### Aim of the task
Copy out each line that includes the word "VERSION".
-------- Source data --------
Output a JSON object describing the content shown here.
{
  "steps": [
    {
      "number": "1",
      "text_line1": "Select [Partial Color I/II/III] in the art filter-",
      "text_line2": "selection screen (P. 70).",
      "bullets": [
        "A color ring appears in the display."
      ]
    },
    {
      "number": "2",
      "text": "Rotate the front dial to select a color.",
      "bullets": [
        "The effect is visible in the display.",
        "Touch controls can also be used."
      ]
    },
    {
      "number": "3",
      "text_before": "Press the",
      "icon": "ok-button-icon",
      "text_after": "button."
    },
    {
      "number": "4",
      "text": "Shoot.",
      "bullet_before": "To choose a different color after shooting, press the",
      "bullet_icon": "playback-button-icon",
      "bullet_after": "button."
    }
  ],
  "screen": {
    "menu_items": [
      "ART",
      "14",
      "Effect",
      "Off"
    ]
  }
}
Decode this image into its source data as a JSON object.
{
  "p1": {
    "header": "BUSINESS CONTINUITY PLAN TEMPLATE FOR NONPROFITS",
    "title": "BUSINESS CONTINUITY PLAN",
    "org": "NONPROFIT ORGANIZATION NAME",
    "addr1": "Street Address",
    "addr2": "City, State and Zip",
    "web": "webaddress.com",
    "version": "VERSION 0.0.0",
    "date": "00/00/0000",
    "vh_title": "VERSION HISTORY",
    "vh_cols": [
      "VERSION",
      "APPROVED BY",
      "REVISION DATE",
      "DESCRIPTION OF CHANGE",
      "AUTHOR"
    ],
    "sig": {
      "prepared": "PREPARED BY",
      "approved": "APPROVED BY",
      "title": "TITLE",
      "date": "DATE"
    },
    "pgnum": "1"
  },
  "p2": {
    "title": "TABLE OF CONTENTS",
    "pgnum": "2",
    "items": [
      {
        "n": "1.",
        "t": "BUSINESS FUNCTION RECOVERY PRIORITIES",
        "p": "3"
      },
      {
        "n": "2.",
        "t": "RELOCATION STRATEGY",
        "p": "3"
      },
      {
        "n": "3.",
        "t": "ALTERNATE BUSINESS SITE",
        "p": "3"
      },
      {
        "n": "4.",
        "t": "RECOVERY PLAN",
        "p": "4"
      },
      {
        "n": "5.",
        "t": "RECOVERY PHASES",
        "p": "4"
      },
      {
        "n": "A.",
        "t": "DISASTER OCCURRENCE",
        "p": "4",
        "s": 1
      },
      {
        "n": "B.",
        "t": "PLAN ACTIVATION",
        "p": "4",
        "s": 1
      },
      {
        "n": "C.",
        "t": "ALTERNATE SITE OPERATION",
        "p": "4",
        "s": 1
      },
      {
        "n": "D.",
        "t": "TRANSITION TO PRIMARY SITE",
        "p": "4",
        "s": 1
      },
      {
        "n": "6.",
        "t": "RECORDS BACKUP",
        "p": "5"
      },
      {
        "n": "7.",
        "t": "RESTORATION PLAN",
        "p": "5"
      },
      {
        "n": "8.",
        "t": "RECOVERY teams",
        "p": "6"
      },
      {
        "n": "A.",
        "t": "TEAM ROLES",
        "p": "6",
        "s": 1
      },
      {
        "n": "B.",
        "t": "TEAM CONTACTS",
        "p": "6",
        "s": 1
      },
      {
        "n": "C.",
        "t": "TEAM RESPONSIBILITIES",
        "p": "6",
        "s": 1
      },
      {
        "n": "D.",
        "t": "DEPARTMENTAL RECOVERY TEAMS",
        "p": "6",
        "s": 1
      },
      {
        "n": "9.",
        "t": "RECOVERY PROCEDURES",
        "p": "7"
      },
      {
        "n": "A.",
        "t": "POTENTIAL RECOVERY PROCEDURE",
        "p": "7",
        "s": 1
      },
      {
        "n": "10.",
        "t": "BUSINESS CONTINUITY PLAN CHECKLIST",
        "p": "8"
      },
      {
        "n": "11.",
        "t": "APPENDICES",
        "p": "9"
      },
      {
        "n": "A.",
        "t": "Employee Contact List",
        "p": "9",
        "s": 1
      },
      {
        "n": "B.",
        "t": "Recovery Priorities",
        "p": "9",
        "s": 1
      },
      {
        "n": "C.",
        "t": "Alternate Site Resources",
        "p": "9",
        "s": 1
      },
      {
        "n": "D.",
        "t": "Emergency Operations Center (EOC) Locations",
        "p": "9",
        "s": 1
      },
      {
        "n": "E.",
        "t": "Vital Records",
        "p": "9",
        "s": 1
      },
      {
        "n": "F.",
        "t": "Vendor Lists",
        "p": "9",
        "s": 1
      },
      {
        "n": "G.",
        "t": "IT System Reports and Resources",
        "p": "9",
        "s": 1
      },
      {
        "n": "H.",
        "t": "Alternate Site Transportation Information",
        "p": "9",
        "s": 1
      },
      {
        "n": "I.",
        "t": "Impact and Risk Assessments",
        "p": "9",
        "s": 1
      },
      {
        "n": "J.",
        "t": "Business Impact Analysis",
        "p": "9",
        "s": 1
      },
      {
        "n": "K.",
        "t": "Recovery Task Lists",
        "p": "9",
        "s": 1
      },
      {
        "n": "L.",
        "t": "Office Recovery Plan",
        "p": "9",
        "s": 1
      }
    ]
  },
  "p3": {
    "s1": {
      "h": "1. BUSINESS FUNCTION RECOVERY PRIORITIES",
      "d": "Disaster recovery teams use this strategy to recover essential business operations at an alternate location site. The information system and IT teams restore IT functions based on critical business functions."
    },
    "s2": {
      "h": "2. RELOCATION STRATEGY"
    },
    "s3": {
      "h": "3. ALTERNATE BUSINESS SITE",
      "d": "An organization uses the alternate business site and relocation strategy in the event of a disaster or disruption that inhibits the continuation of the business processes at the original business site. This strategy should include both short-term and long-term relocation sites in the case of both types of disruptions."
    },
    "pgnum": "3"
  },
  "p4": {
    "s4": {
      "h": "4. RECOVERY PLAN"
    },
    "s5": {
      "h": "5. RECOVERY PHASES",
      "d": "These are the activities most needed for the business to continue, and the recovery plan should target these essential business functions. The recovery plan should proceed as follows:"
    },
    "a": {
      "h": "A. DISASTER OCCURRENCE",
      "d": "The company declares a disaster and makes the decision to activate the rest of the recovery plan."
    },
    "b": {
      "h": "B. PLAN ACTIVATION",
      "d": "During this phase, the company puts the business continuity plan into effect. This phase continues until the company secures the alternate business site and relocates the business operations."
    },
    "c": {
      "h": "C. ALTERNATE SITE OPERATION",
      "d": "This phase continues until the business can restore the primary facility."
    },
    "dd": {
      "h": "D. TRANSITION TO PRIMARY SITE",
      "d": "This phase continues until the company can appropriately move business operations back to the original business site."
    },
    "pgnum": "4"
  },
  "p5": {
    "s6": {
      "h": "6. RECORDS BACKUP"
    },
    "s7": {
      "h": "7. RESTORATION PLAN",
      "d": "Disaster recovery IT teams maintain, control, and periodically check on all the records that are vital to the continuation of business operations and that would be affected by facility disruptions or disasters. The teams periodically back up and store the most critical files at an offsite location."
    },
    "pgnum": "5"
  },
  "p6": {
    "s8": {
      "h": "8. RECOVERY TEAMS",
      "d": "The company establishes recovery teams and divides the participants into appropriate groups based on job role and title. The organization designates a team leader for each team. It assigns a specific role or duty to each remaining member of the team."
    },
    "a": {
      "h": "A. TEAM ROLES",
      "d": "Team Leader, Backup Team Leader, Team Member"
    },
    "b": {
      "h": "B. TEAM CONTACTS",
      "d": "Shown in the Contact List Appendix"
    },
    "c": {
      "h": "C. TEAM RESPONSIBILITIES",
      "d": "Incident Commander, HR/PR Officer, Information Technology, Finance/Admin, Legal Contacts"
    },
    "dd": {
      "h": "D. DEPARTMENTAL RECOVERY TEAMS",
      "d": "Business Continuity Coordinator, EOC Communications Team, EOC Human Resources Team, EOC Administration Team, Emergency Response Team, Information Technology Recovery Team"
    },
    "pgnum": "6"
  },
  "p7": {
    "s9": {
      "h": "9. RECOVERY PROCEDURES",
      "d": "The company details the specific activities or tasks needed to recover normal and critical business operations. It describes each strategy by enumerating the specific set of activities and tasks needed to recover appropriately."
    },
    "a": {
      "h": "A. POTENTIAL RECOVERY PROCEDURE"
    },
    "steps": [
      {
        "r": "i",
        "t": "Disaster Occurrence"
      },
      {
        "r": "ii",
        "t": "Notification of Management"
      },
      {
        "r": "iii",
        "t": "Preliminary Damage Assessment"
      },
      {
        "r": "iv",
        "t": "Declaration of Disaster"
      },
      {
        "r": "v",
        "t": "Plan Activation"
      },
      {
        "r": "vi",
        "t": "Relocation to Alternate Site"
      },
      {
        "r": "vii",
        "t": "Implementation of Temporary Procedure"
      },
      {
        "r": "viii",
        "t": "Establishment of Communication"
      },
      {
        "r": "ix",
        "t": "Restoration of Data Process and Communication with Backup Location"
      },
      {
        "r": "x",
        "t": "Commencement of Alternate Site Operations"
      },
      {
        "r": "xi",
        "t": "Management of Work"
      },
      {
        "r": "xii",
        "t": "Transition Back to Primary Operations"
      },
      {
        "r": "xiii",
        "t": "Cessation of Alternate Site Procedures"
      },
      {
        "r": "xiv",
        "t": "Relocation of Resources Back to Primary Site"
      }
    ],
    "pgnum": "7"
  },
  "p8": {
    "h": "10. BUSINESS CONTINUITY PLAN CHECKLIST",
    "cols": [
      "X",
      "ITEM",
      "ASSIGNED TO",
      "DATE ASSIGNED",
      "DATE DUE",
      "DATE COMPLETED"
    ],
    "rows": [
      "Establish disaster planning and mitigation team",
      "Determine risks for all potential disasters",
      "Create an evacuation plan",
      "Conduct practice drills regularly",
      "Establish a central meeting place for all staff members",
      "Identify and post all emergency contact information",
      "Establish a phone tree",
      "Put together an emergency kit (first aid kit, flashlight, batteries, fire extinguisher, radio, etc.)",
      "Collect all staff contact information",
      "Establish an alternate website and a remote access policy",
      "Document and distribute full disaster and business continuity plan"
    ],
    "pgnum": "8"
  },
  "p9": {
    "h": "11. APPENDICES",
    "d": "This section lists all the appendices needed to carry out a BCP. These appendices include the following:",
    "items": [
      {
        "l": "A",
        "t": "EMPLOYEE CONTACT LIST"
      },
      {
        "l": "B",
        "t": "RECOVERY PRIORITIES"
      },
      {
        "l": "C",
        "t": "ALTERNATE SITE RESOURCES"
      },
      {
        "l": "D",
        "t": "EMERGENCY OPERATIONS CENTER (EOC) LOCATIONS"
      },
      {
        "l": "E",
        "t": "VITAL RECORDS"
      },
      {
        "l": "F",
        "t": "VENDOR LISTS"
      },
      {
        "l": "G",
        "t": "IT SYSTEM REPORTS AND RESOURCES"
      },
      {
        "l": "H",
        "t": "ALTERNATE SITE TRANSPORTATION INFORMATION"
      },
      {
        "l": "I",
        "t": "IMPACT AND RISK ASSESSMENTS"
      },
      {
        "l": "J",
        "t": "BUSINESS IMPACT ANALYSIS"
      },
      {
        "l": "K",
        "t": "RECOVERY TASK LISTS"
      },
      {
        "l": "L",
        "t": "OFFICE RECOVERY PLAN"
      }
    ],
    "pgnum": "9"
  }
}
--------
### Solution below
    "version": "VERSION 0.0.0",
    "vh_title": "VERSION HISTORY",
      "VERSION",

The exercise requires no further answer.